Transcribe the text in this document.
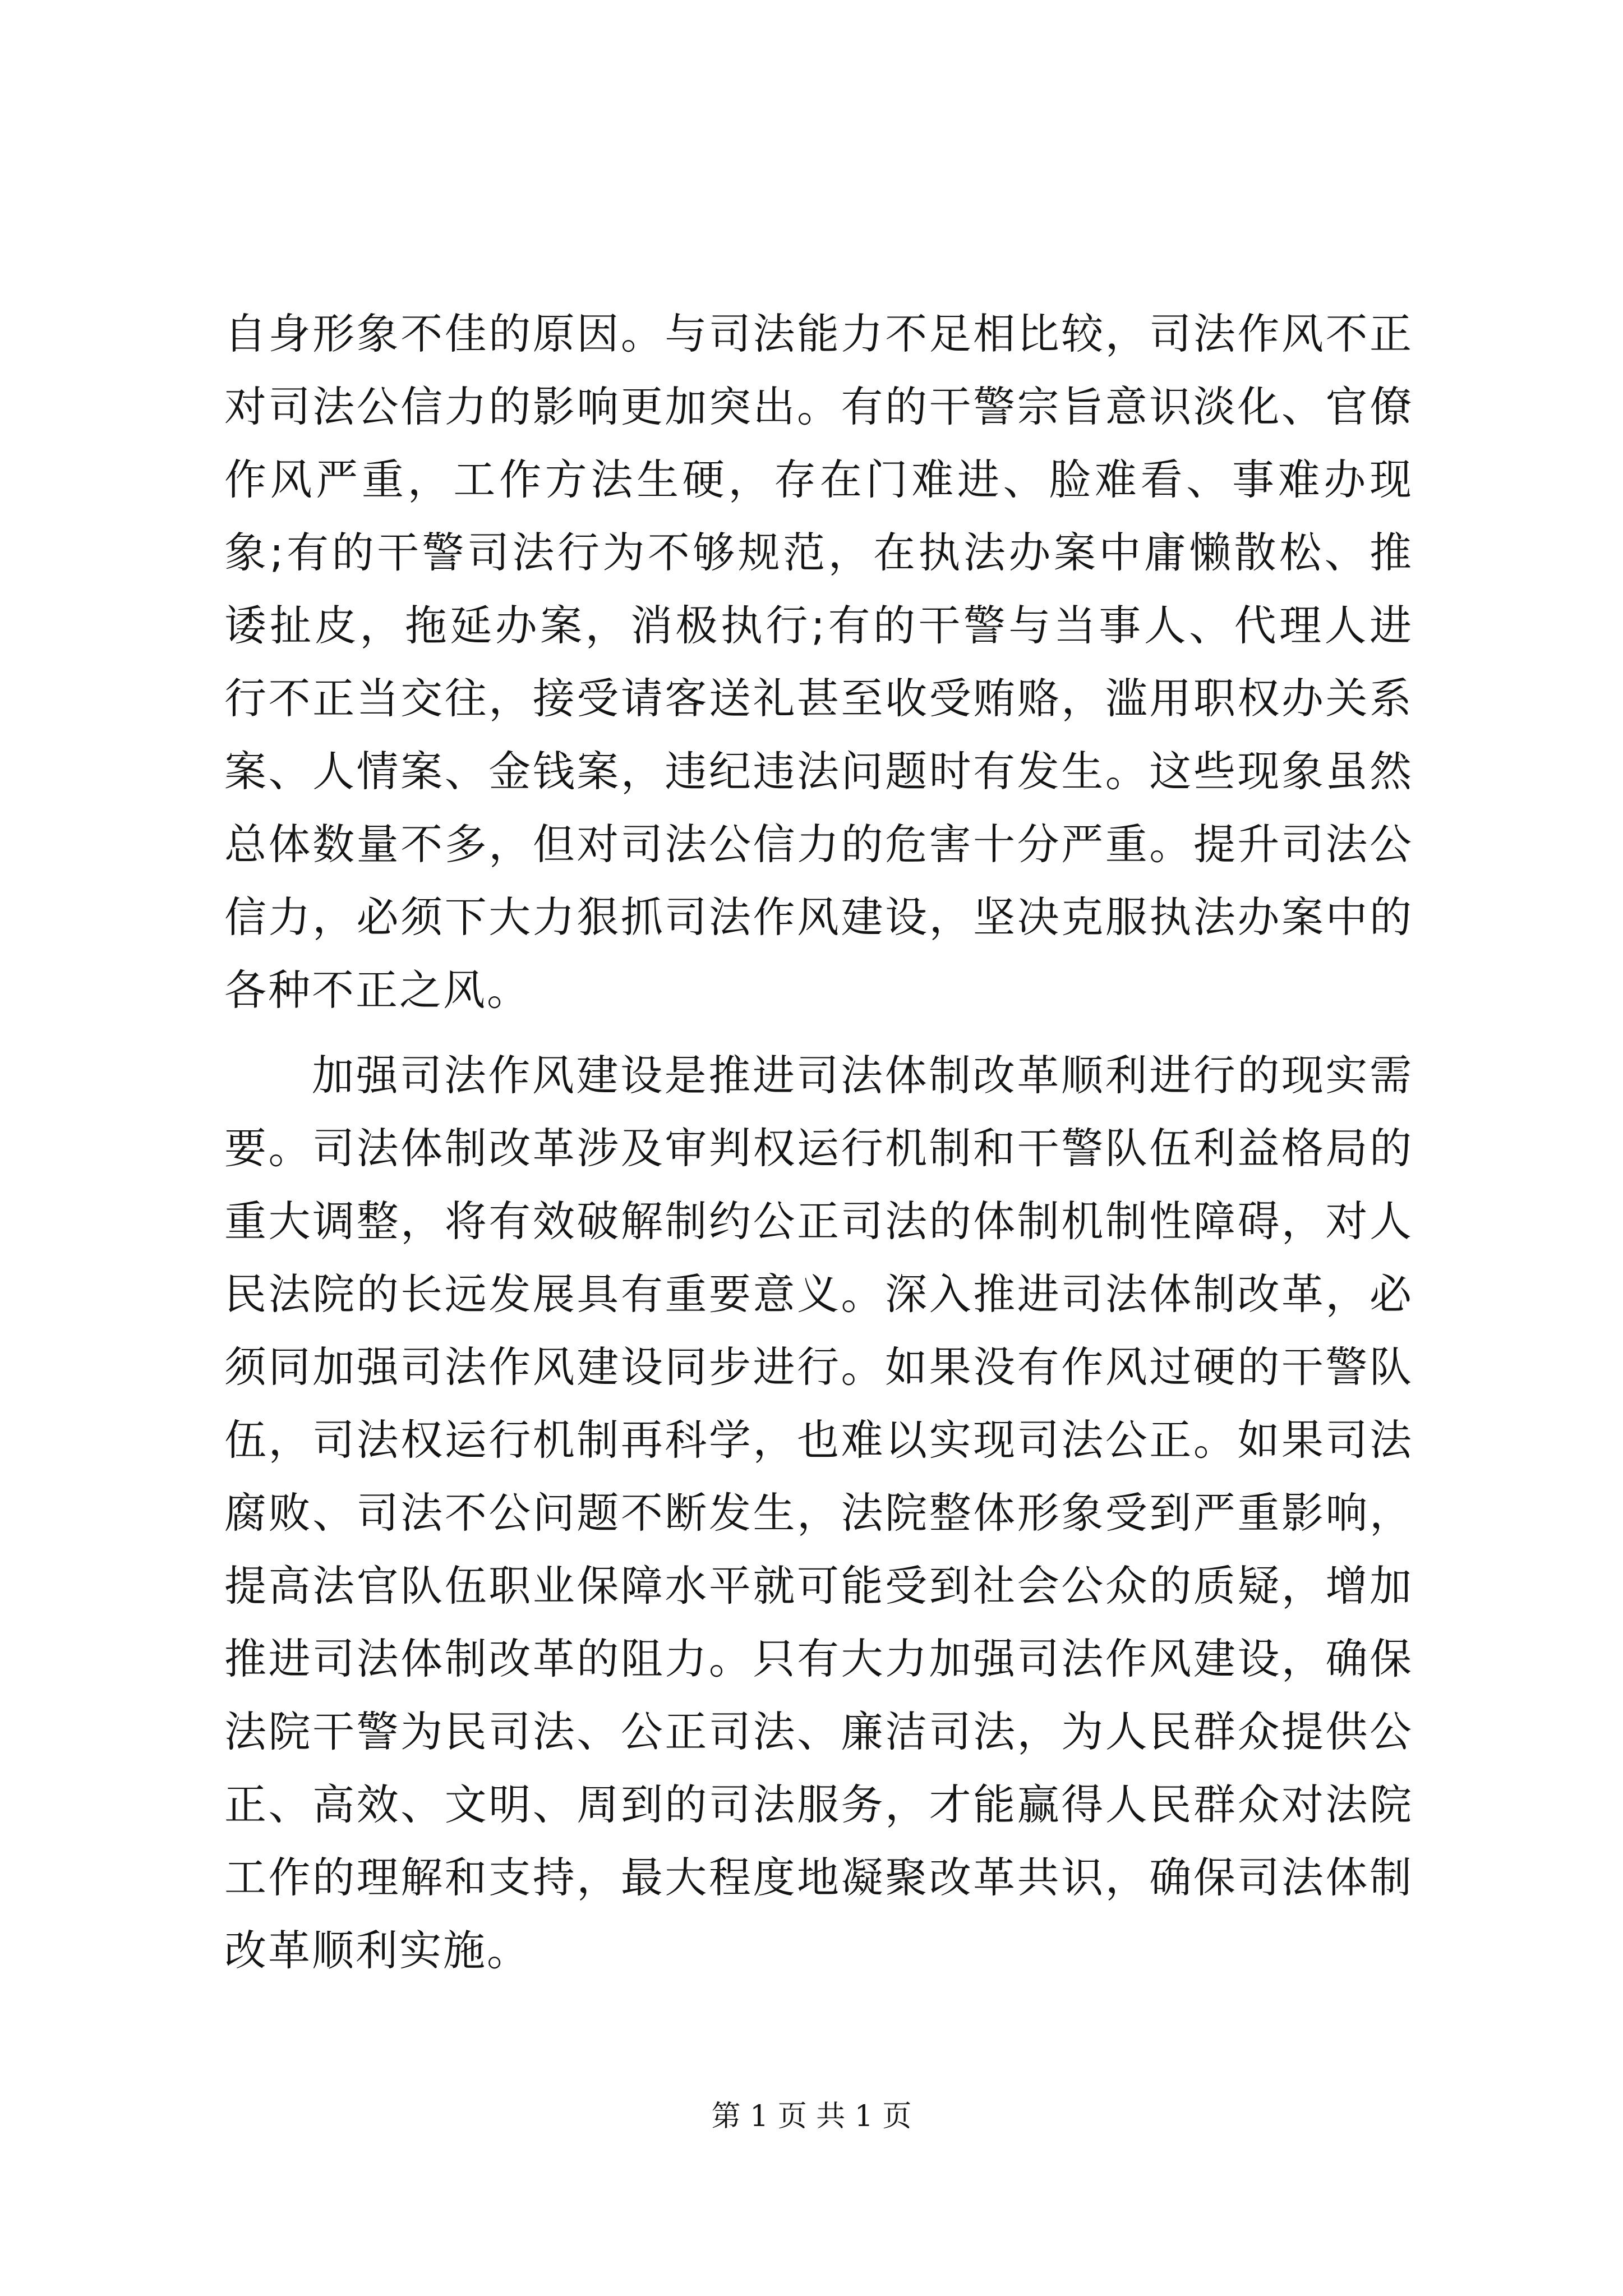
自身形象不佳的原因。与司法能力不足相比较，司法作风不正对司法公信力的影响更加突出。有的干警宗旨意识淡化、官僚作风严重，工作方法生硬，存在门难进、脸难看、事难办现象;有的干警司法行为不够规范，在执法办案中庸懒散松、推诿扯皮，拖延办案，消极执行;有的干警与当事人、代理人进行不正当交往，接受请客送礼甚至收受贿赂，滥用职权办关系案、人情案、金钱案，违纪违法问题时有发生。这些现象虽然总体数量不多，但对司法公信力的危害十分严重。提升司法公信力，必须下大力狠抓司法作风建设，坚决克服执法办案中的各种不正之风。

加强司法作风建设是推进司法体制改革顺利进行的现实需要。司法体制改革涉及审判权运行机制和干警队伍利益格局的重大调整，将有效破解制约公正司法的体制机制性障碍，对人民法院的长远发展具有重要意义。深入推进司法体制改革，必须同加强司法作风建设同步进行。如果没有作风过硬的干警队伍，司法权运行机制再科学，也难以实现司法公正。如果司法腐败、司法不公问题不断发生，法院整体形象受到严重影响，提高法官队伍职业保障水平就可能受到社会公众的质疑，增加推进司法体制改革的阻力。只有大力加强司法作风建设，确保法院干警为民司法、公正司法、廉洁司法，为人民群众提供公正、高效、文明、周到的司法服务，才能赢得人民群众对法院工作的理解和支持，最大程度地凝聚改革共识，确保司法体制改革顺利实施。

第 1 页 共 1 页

==

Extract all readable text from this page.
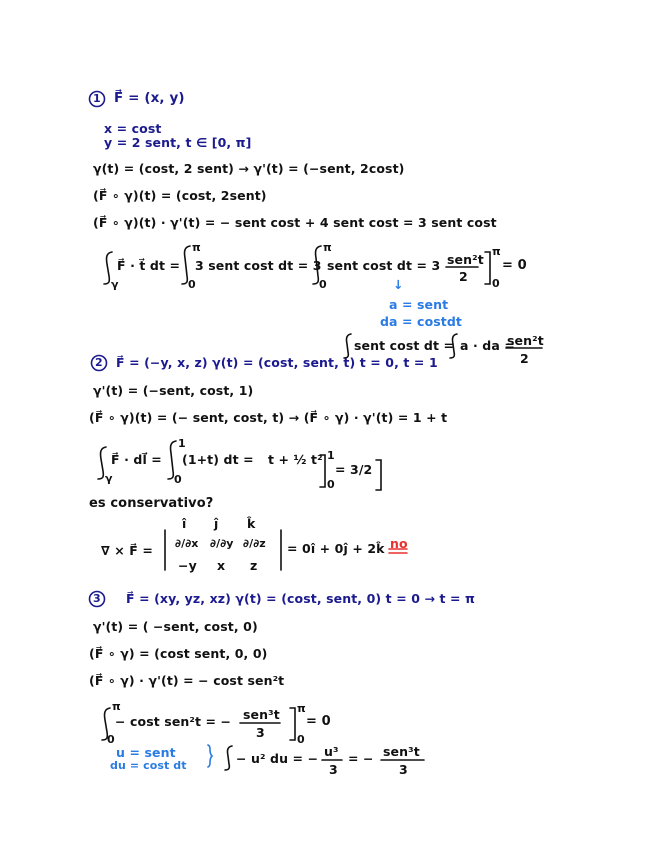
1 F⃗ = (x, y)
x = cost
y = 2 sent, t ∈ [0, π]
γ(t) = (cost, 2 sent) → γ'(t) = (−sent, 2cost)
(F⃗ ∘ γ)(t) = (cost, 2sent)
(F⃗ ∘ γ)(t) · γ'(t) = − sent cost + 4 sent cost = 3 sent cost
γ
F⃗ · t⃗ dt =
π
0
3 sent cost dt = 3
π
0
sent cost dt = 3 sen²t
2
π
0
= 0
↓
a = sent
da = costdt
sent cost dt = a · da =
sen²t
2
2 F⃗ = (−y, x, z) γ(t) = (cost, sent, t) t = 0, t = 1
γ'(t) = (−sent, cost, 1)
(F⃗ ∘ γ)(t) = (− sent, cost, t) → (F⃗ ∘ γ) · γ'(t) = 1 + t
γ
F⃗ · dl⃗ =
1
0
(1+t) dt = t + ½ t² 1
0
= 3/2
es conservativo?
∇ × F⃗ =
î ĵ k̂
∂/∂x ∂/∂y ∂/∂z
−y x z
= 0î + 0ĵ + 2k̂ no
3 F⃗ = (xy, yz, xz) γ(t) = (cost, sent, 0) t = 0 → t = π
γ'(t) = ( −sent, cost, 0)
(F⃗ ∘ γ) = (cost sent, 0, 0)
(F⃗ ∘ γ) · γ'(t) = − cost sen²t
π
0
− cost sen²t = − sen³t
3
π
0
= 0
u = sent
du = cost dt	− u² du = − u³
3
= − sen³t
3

- Problem description -
Looking at the records above, work out how many lines include the string "this". Give the number and nothing else.

- The output -
2